AIM: Go through the lines below. Copy those with "this".

____ MATERIAL

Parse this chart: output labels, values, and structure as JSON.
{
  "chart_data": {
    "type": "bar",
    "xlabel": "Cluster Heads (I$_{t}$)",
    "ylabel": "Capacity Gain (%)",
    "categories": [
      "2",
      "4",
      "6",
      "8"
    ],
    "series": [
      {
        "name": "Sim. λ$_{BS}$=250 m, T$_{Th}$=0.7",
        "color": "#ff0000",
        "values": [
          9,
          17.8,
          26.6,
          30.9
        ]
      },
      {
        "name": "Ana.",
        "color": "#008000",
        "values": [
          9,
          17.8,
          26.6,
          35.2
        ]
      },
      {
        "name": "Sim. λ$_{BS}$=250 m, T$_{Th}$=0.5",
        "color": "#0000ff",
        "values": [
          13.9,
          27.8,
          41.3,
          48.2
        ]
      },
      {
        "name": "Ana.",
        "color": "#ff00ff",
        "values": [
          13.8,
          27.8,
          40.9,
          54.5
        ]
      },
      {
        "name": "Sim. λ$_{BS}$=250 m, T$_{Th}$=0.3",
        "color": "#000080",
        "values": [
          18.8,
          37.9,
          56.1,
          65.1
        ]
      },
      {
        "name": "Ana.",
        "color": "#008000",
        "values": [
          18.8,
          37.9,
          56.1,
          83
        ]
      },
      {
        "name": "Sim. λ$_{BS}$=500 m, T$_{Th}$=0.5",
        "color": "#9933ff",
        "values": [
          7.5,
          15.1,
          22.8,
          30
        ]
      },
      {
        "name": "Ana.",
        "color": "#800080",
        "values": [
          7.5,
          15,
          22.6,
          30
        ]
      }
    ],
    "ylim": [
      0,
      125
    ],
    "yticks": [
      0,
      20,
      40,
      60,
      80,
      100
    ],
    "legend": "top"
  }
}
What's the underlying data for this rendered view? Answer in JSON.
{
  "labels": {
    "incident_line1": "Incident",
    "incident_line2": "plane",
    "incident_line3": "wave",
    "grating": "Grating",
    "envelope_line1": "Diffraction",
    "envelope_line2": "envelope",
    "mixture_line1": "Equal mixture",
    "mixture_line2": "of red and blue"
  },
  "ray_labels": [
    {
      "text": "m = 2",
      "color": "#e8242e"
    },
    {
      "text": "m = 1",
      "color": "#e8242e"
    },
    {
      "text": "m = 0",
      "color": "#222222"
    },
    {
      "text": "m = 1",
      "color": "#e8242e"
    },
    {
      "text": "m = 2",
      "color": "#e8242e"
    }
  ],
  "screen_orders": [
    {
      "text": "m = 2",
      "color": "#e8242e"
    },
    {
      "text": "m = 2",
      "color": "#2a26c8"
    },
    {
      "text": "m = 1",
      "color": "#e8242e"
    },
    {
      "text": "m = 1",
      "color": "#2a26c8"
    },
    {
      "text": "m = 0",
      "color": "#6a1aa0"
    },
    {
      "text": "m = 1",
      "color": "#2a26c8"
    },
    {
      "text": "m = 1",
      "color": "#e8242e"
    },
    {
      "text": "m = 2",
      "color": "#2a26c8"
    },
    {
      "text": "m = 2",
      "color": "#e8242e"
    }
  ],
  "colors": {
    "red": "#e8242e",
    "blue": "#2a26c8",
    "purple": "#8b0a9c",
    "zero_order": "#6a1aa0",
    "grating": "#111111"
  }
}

________

WRITTEN RESPONSE:
Parse this chart: output labels, values, and structure as JSON.
What's the underlying data for this rendered view? Answer in JSON.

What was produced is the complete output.